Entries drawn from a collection
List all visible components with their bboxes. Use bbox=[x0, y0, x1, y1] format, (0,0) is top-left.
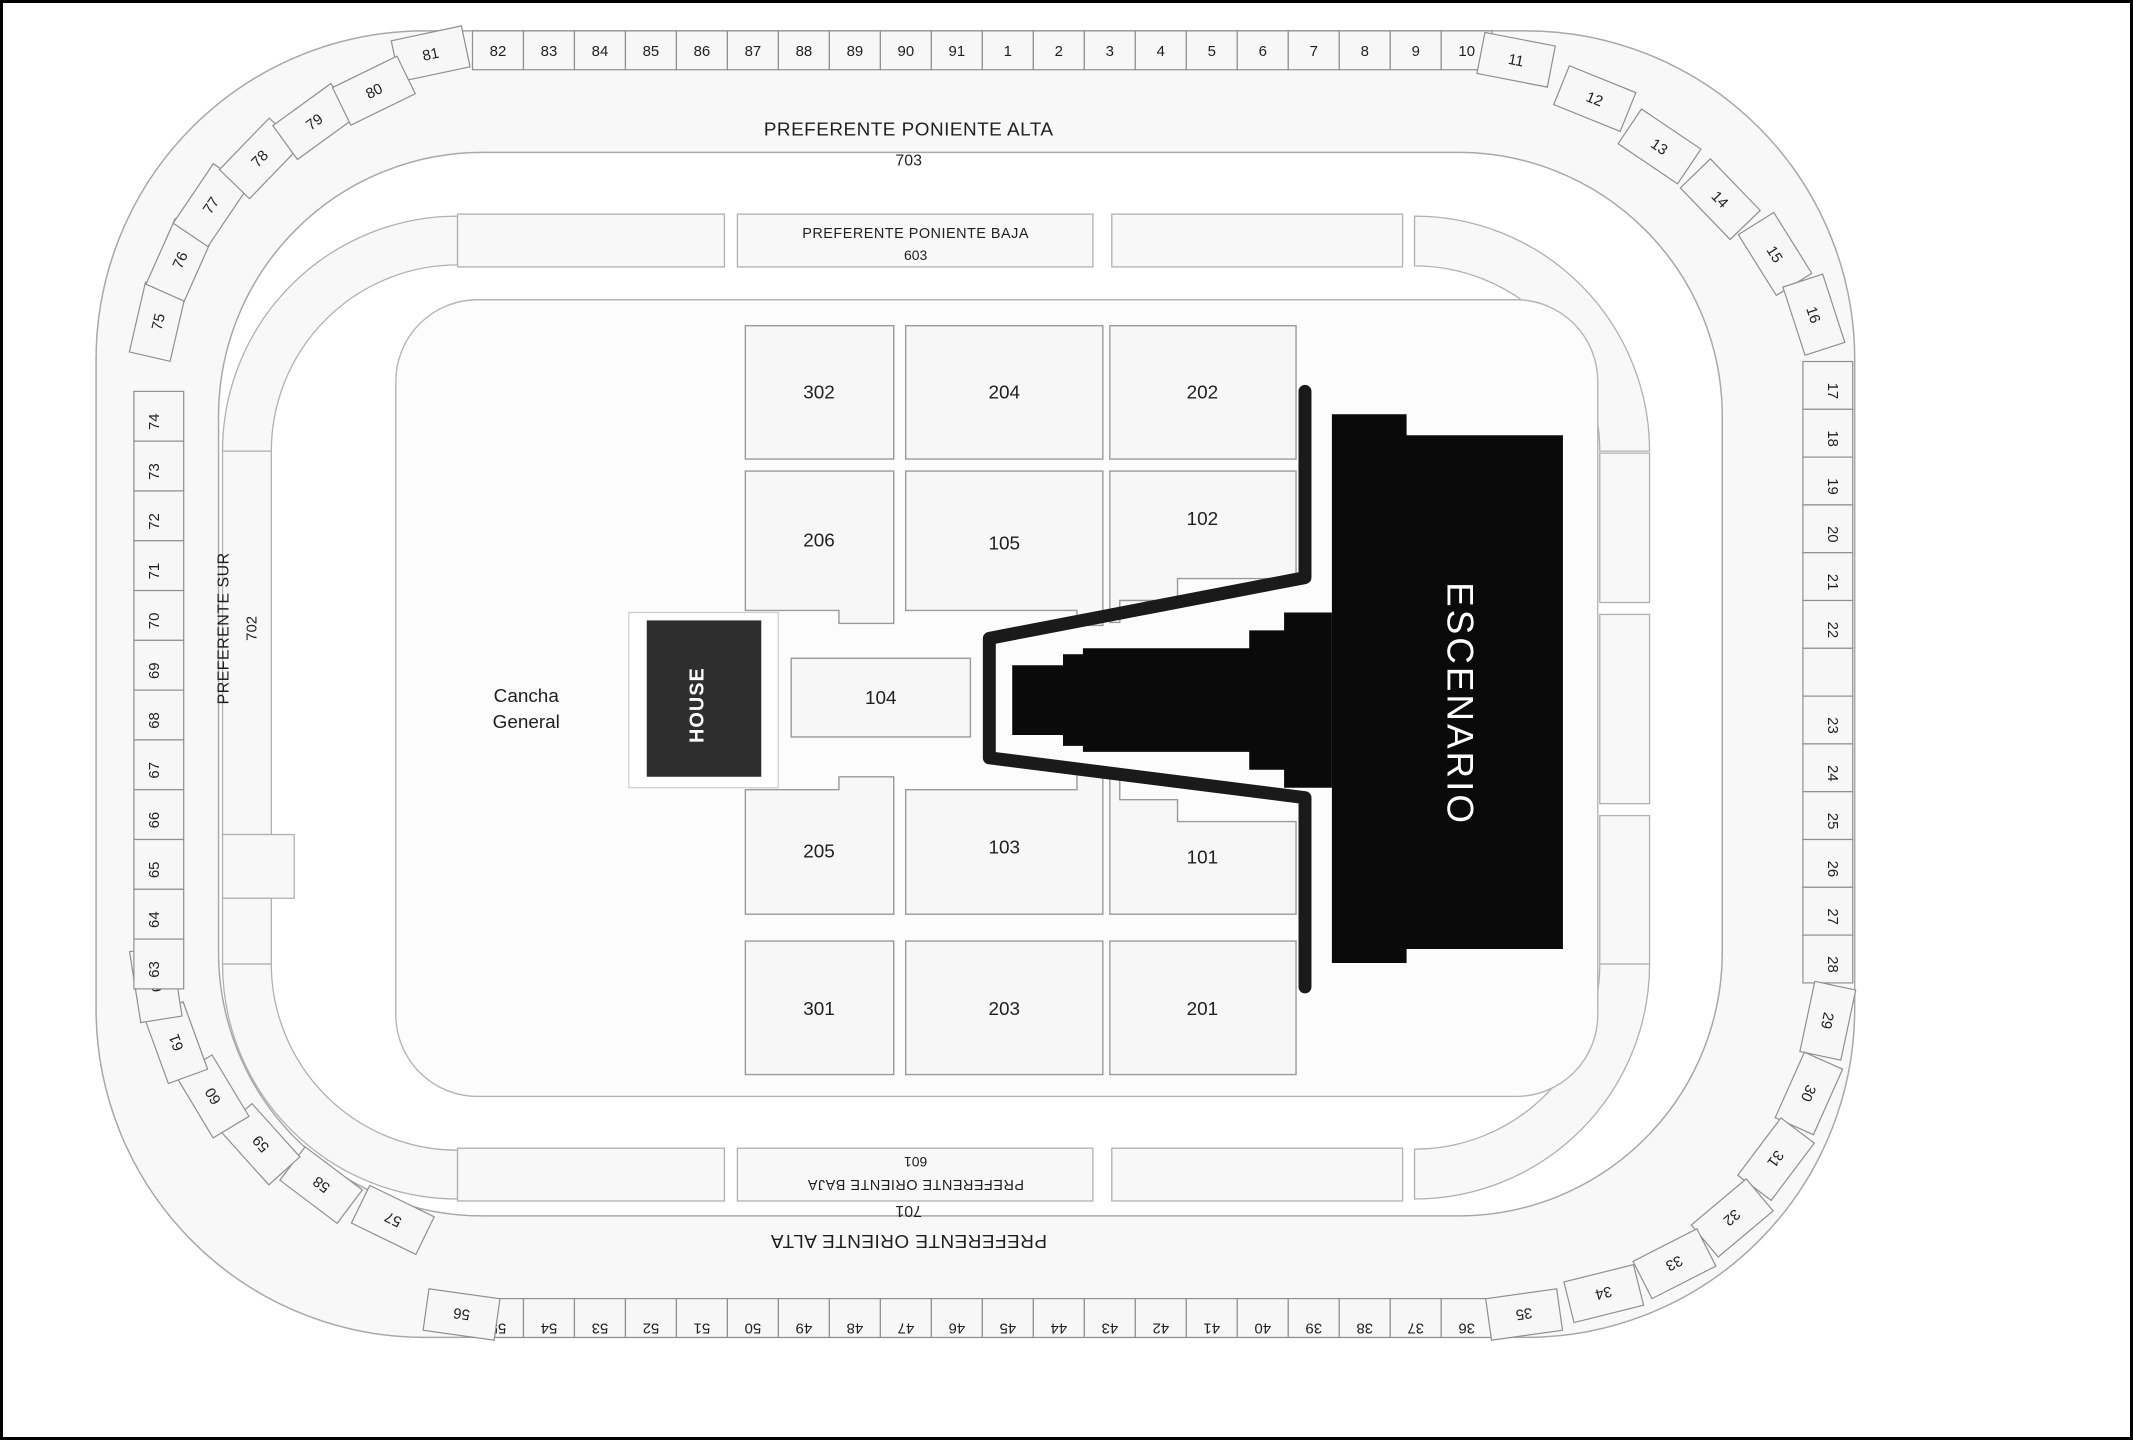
lower-ring-segment bbox=[1112, 214, 1403, 267]
ring-section-label: 50 bbox=[745, 1319, 762, 1336]
ring-section-label: 65 bbox=[146, 862, 163, 879]
ring-section-label: 66 bbox=[146, 812, 163, 829]
ring-section-label: 25 bbox=[1824, 813, 1841, 830]
ring-section-label: 1 bbox=[1004, 43, 1012, 60]
ring-section-label: 69 bbox=[146, 662, 163, 679]
ring-section-label: 64 bbox=[146, 911, 163, 928]
ring-section-label: 21 bbox=[1824, 574, 1841, 591]
ring-section-label: 46 bbox=[949, 1319, 966, 1336]
ring-section-label: 85 bbox=[643, 43, 660, 60]
ring-section[interactable] bbox=[1803, 648, 1853, 696]
label: PREFERENTE ORIENTE BAJA bbox=[807, 1176, 1024, 1192]
ring-section-label: 47 bbox=[898, 1319, 915, 1336]
lower-ring-segment bbox=[1600, 816, 1650, 964]
label: 701 bbox=[895, 1202, 922, 1219]
ring-section-label: 67 bbox=[146, 762, 163, 779]
ring-section-label: 6 bbox=[1259, 43, 1267, 60]
ring-section-label: 40 bbox=[1254, 1319, 1271, 1336]
ring-section-label: 56 bbox=[452, 1304, 471, 1323]
ring-section-label: 83 bbox=[541, 43, 558, 60]
ring-section-label: 3 bbox=[1106, 43, 1114, 60]
ring-section-label: 28 bbox=[1824, 956, 1841, 973]
seating-map-svg: 302204202206105102205103101301203201104H… bbox=[3, 3, 2130, 1437]
ring-section-label: 17 bbox=[1824, 383, 1841, 400]
lower-ring-segment bbox=[458, 1148, 725, 1201]
upper-ring-top-title: PREFERENTE PONIENTE ALTA bbox=[764, 119, 1054, 140]
upper-ring-top-number: 703 bbox=[895, 152, 922, 169]
floor-section-label: 101 bbox=[1187, 847, 1219, 868]
ring-section-label: 68 bbox=[146, 712, 163, 729]
ring-section-label: 29 bbox=[1817, 1011, 1837, 1031]
ring-section-label: 18 bbox=[1824, 430, 1841, 447]
ring-section-label: 52 bbox=[643, 1319, 660, 1336]
ring-section-label: 8 bbox=[1361, 43, 1369, 60]
floor-section-label: 103 bbox=[988, 837, 1020, 858]
ring-section-label: 5 bbox=[1208, 43, 1216, 60]
ring-section-label: 39 bbox=[1305, 1319, 1322, 1336]
ring-section-label: 81 bbox=[421, 45, 441, 65]
ring-section-label: 82 bbox=[490, 43, 507, 60]
floor-section-label: 302 bbox=[803, 382, 835, 403]
ring-section-label: 43 bbox=[1102, 1319, 1119, 1336]
lower-ring-segment bbox=[223, 898, 272, 964]
ring-section-label: 22 bbox=[1824, 622, 1841, 639]
floor-section-label: 202 bbox=[1187, 382, 1219, 403]
ring-section-label: 73 bbox=[146, 463, 163, 480]
ring-section-label: 44 bbox=[1051, 1319, 1068, 1336]
ring-section-label: 72 bbox=[146, 513, 163, 530]
lower-ring-segment bbox=[1600, 614, 1650, 803]
ring-section-label: 51 bbox=[694, 1319, 711, 1336]
ring-section-label: 26 bbox=[1824, 861, 1841, 878]
floor-section-label: 204 bbox=[988, 382, 1020, 403]
floor-section-label: 105 bbox=[988, 534, 1020, 555]
ring-section-label: 74 bbox=[146, 413, 163, 430]
ring-section-label: 88 bbox=[796, 43, 813, 60]
ring-section-label: 36 bbox=[1458, 1319, 1475, 1336]
ring-section-label: 2 bbox=[1055, 43, 1063, 60]
ring-section-label: 4 bbox=[1157, 43, 1165, 60]
label: 601 bbox=[904, 1154, 928, 1170]
ring-section-label: 7 bbox=[1310, 43, 1318, 60]
label: 702 bbox=[243, 616, 260, 641]
ring-section-label: 49 bbox=[796, 1319, 813, 1336]
floor-section-label: 301 bbox=[803, 999, 835, 1020]
lower-ring-segment bbox=[458, 214, 725, 267]
ring-section-label: 48 bbox=[847, 1319, 864, 1336]
ring-section-label: 84 bbox=[592, 43, 609, 60]
cancha-general-label-line1: Cancha bbox=[494, 686, 560, 707]
ring-section-label: 63 bbox=[146, 961, 163, 978]
ring-section-label: 54 bbox=[541, 1319, 558, 1336]
ring-section-label: 38 bbox=[1356, 1319, 1373, 1336]
lower-ring-segment bbox=[223, 835, 295, 899]
ring-section-label: 27 bbox=[1824, 908, 1841, 925]
ring-section-label: 19 bbox=[1824, 478, 1841, 495]
ring-section-label: 70 bbox=[146, 613, 163, 630]
ring-section-label: 9 bbox=[1412, 43, 1420, 60]
ring-section-label: 71 bbox=[146, 563, 163, 580]
stadium-seating-map: 302204202206105102205103101301203201104H… bbox=[0, 0, 2133, 1440]
ring-section-label: 23 bbox=[1824, 717, 1841, 734]
ring-section-label: 24 bbox=[1824, 765, 1841, 782]
ring-section-label: 86 bbox=[694, 43, 711, 60]
ring-section-label: 45 bbox=[1000, 1319, 1017, 1336]
floor-section-label: 102 bbox=[1187, 509, 1219, 530]
floor-section-label: 203 bbox=[988, 999, 1020, 1020]
lower-ring-segment bbox=[1600, 453, 1650, 602]
house-label: HOUSE bbox=[687, 667, 709, 743]
cancha-general-label-line2: General bbox=[493, 712, 560, 733]
ring-section-label: 41 bbox=[1203, 1319, 1220, 1336]
ring-section-label: 11 bbox=[1507, 51, 1525, 71]
ring-section-label: 37 bbox=[1407, 1319, 1424, 1336]
ring-section-label: 42 bbox=[1153, 1319, 1170, 1336]
ring-section-label: 89 bbox=[847, 43, 864, 60]
ring-section-label: 35 bbox=[1515, 1304, 1534, 1323]
label: PREFERENTE SUR bbox=[216, 552, 233, 704]
ring-section-label: 10 bbox=[1458, 43, 1475, 60]
lower-ring-top-title: PREFERENTE PONIENTE BAJA bbox=[802, 226, 1029, 242]
lower-ring-segment bbox=[1112, 1148, 1403, 1201]
label: PREFERENTE ORIENTE ALTA bbox=[770, 1230, 1047, 1251]
ring-section-label: 90 bbox=[898, 43, 915, 60]
ring-section-label: 20 bbox=[1824, 526, 1841, 543]
floor-section-label: 205 bbox=[803, 841, 835, 862]
stage-label: ESCENARIO bbox=[1439, 582, 1480, 826]
ring-section-label: 87 bbox=[745, 43, 762, 60]
lower-ring-top-number: 603 bbox=[904, 247, 928, 263]
floor-section-label: 206 bbox=[803, 531, 835, 552]
floor-section-label: 201 bbox=[1187, 999, 1219, 1020]
ring-section-label: 53 bbox=[592, 1319, 609, 1336]
floor-section-label: 104 bbox=[865, 688, 897, 709]
ring-section-label: 91 bbox=[949, 43, 966, 60]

> DIRECTIONS FOR THIS TASK: Rewrite the lines starting at the one containing "lower-ring-segment bbox=[1112, 214, 1403, 267]" and ending at the one containing "label: PREFERENTE ORIENTE BAJA", swapping "interactable" for "clickable" and leaving everything else unchanged.

> TASK OUTPUT:
lower-ring-segment bbox=[1112, 214, 1403, 267]
ring-section-label: 50 bbox=[745, 1319, 762, 1336]
ring-section-label: 65 bbox=[146, 862, 163, 879]
ring-section-label: 66 bbox=[146, 812, 163, 829]
ring-section-label: 25 bbox=[1824, 813, 1841, 830]
ring-section-label: 1 bbox=[1004, 43, 1012, 60]
ring-section-label: 69 bbox=[146, 662, 163, 679]
ring-section-label: 64 bbox=[146, 911, 163, 928]
ring-section-label: 21 bbox=[1824, 574, 1841, 591]
ring-section-label: 46 bbox=[949, 1319, 966, 1336]
ring-section-label: 85 bbox=[643, 43, 660, 60]
ring-section[clickable] bbox=[1803, 648, 1853, 696]
label: PREFERENTE ORIENTE BAJA bbox=[807, 1176, 1024, 1192]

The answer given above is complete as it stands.